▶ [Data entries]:
------
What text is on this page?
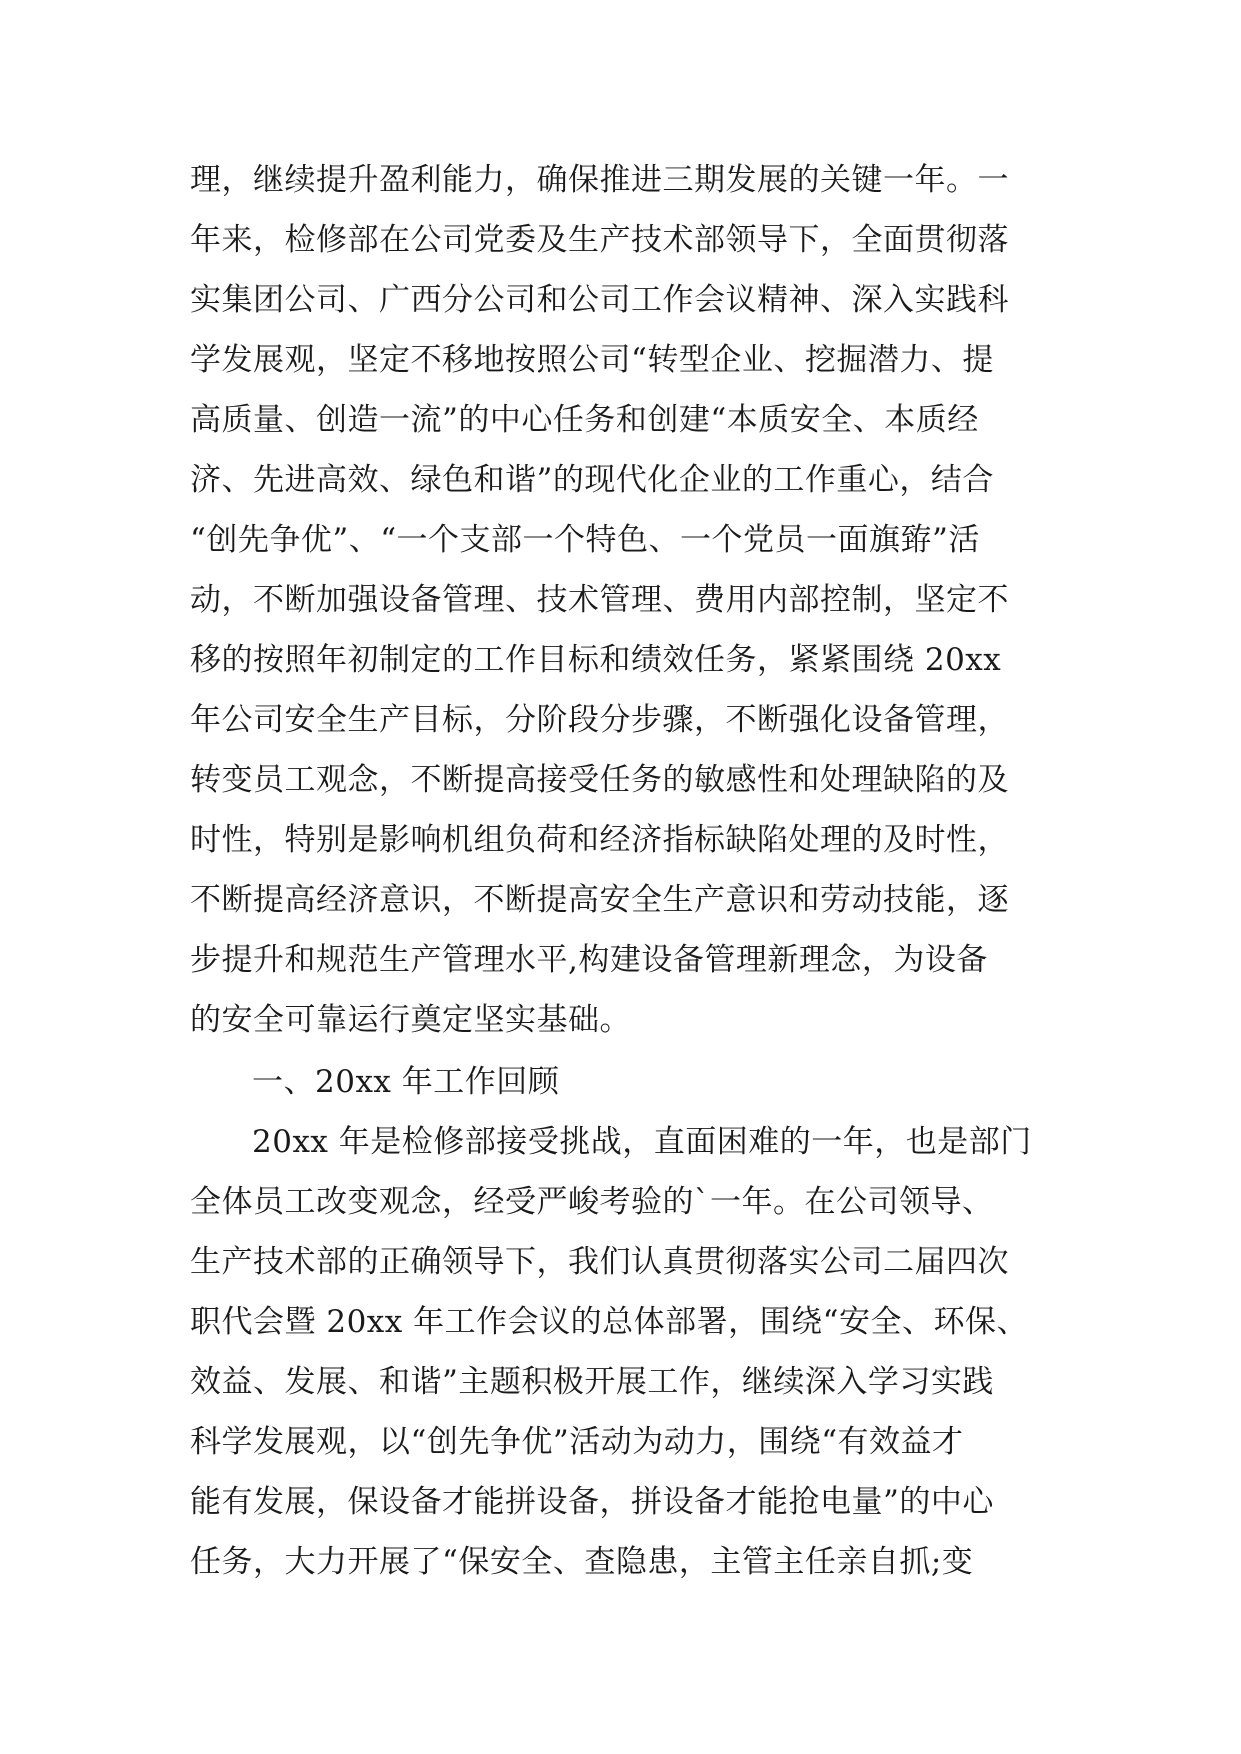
理，继续提升盈利能力，确保推进三期发展的关键一年。一
年来，检修部在公司党委及生产技术部领导下，全面贯彻落
实集团公司、广西分公司和公司工作会议精神、深入实践科
学发展观，坚定不移地按照公司“转型企业、挖掘潜力、提
高质量、创造一流”的中心任务和创建“本质安全、本质经
济、先进高效、绿色和谐”的现代化企业的工作重心，结合
“创先争优”、“一个支部一个特色、一个党员一面旗臶”活
动，不断加强设备管理、技术管理、费用内部控制，坚定不
移的按照年初制定的工作目标和绩效任务，紧紧围绕 20xx
年公司安全生产目标，分阶段分步骤，不断强化设备管理，
转变员工观念，不断提高接受任务的敏感性和处理缺陷的及
时性，特别是影响机组负荷和经济指标缺陷处理的及时性，
不断提高经济意识，不断提高安全生产意识和劳动技能，逐
步提升和规范生产管理水平,构建设备管理新理念，为设备
的安全可靠运行奠定坚实基础。
一、20xx 年工作回顾
20xx 年是检修部接受挑战，直面困难的一年，也是部门
全体员工改变观念，经受严峻考验的`一年。在公司领导、
生产技术部的正确领导下，我们认真贯彻落实公司二届四次
职代会暨 20xx 年工作会议的总体部署，围绕“安全、环保、
效益、发展、和谐”主题积极开展工作，继续深入学习实践
科学发展观，以“创先争优”活动为动力，围绕“有效益才
能有发展，保设备才能拼设备，拼设备才能抢电量”的中心
任务，大力开展了“保安全、查隐患，主管主任亲自抓;变
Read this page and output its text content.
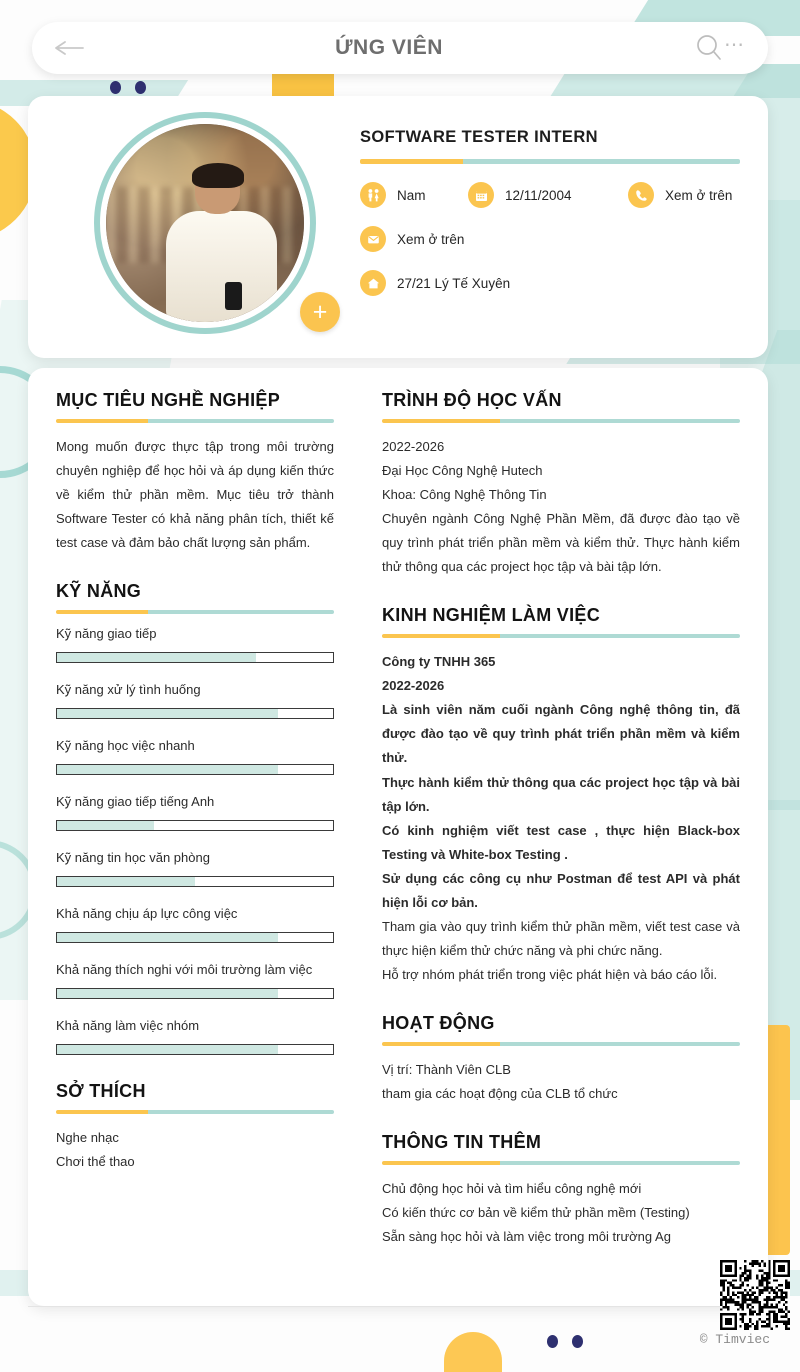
ỨNG VIÊN	⋯
+
SOFTWARE TESTER INTERN
Nam	12/11/2004	Xem ở trên
Xem ở trên
27/21 Lý Tế Xuyên
MỤC TIÊU NGHỀ NGHIỆP

Mong muốn được thực tập trong môi trường chuyên nghiệp để học hỏi và áp dụng kiến thức về kiểm thử phần mềm. Mục tiêu trở thành Software Tester có khả năng phân tích, thiết kế test case và đảm bảo chất lượng sản phẩm.

KỸ NĂNG
Kỹ năng giao tiếp
Kỹ năng xử lý tình huống
Kỹ năng học việc nhanh
Kỹ năng giao tiếp tiếng Anh
Kỹ năng tin học văn phòng
Khả năng chịu áp lực công việc
Khả năng thích nghi với môi trường làm việc
Khả năng làm việc nhóm
SỞ THÍCH

Nghe nhạc

Chơi thể thao

TRÌNH ĐỘ HỌC VẤN
2022-2026
Đại Học Công Nghệ Hutech
Khoa: Công Nghệ Thông Tin

Chuyên ngành Công Nghệ Phần Mềm, đã được đào tạo về quy trình phát triển phần mềm và kiểm thử. Thực hành kiểm thử thông qua các project học tập và bài tập lớn.

KINH NGHIỆM LÀM VIỆC
Công ty TNHH 365
2022-2026

Là sinh viên năm cuối ngành Công nghệ thông tin, đã được đào tạo về quy trình phát triển phần mềm và kiểm thử.

Thực hành kiểm thử thông qua các project học tập và bài tập lớn.

Có kinh nghiệm viết test case , thực hiện Black-box Testing và White-box Testing .

Sử dụng các công cụ như Postman để test API và phát hiện lỗi cơ bản.

Tham gia vào quy trình kiểm thử phần mềm, viết test case và thực hiện kiểm thử chức năng và phi chức năng.

Hỗ trợ nhóm phát triển trong việc phát hiện và báo cáo lỗi.

HOẠT ĐỘNG

Vị trí: Thành Viên CLB

tham gia các hoạt động của CLB tổ chức

THÔNG TIN THÊM

Chủ động học hỏi và tìm hiểu công nghệ mới

Có kiến thức cơ bản về kiểm thử phần mềm (Testing)

Sẵn sàng học hỏi và làm việc trong môi trường Ag

© Timviec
------
▶ [Given request]: Repeat the preceding records precisely, and leave every picture out of the copy.

▶ [Complete response]:
What text is on this page?
理，继续提升盈利能力，确保推进三期发展的关键一年。一
年来，检修部在公司党委及生产技术部领导下，全面贯彻落
实集团公司、广西分公司和公司工作会议精神、深入实践科
学发展观，坚定不移地按照公司“转型企业、挖掘潜力、提
高质量、创造一流”的中心任务和创建“本质安全、本质经
济、先进高效、绿色和谐”的现代化企业的工作重心，结合
“创先争优”、“一个支部一个特色、一个党员一面旗臶”活
动，不断加强设备管理、技术管理、费用内部控制，坚定不
移的按照年初制定的工作目标和绩效任务，紧紧围绕 20xx
年公司安全生产目标，分阶段分步骤，不断强化设备管理，
转变员工观念，不断提高接受任务的敏感性和处理缺陷的及
时性，特别是影响机组负荷和经济指标缺陷处理的及时性，
不断提高经济意识，不断提高安全生产意识和劳动技能，逐
步提升和规范生产管理水平,构建设备管理新理念，为设备
的安全可靠运行奠定坚实基础。
一、20xx 年工作回顾
20xx 年是检修部接受挑战，直面困难的一年，也是部门
全体员工改变观念，经受严峻考验的`一年。在公司领导、
生产技术部的正确领导下，我们认真贯彻落实公司二届四次
职代会暨 20xx 年工作会议的总体部署，围绕“安全、环保、
效益、发展、和谐”主题积极开展工作，继续深入学习实践
科学发展观，以“创先争优”活动为动力，围绕“有效益才
能有发展，保设备才能拼设备，拼设备才能抢电量”的中心
任务，大力开展了“保安全、查隐患，主管主任亲自抓;变
Read this page and output its text content.
ỨNG VIÊN	⋯
+
SOFTWARE TESTER INTERN
Nam	12/11/2004	Xem ở trên
Xem ở trên
27/21 Lý Tế Xuyên
MỤC TIÊU NGHỀ NGHIỆP

Mong muốn được thực tập trong môi trường chuyên nghiệp để học hỏi và áp dụng kiến thức về kiểm thử phần mềm. Mục tiêu trở thành Software Tester có khả năng phân tích, thiết kế test case và đảm bảo chất lượng sản phẩm.

KỸ NĂNG
Kỹ năng giao tiếp
Kỹ năng xử lý tình huống
Kỹ năng học việc nhanh
Kỹ năng giao tiếp tiếng Anh
Kỹ năng tin học văn phòng
Khả năng chịu áp lực công việc
Khả năng thích nghi với môi trường làm việc
Khả năng làm việc nhóm
SỞ THÍCH

Nghe nhạc

Chơi thể thao

TRÌNH ĐỘ HỌC VẤN
2022-2026
Đại Học Công Nghệ Hutech
Khoa: Công Nghệ Thông Tin

Chuyên ngành Công Nghệ Phần Mềm, đã được đào tạo về quy trình phát triển phần mềm và kiểm thử. Thực hành kiểm thử thông qua các project học tập và bài tập lớn.

KINH NGHIỆM LÀM VIỆC
Công ty TNHH 365
2022-2026

Là sinh viên năm cuối ngành Công nghệ thông tin, đã được đào tạo về quy trình phát triển phần mềm và kiểm thử.

Thực hành kiểm thử thông qua các project học tập và bài tập lớn.

Có kinh nghiệm viết test case , thực hiện Black-box Testing và White-box Testing .

Sử dụng các công cụ như Postman để test API và phát hiện lỗi cơ bản.

Tham gia vào quy trình kiểm thử phần mềm, viết test case và thực hiện kiểm thử chức năng và phi chức năng.

Hỗ trợ nhóm phát triển trong việc phát hiện và báo cáo lỗi.

HOẠT ĐỘNG

Vị trí: Thành Viên CLB

tham gia các hoạt động của CLB tổ chức

THÔNG TIN THÊM

Chủ động học hỏi và tìm hiểu công nghệ mới

Có kiến thức cơ bản về kiểm thử phần mềm (Testing)

Sẵn sàng học hỏi và làm việc trong môi trường Ag

© Timviec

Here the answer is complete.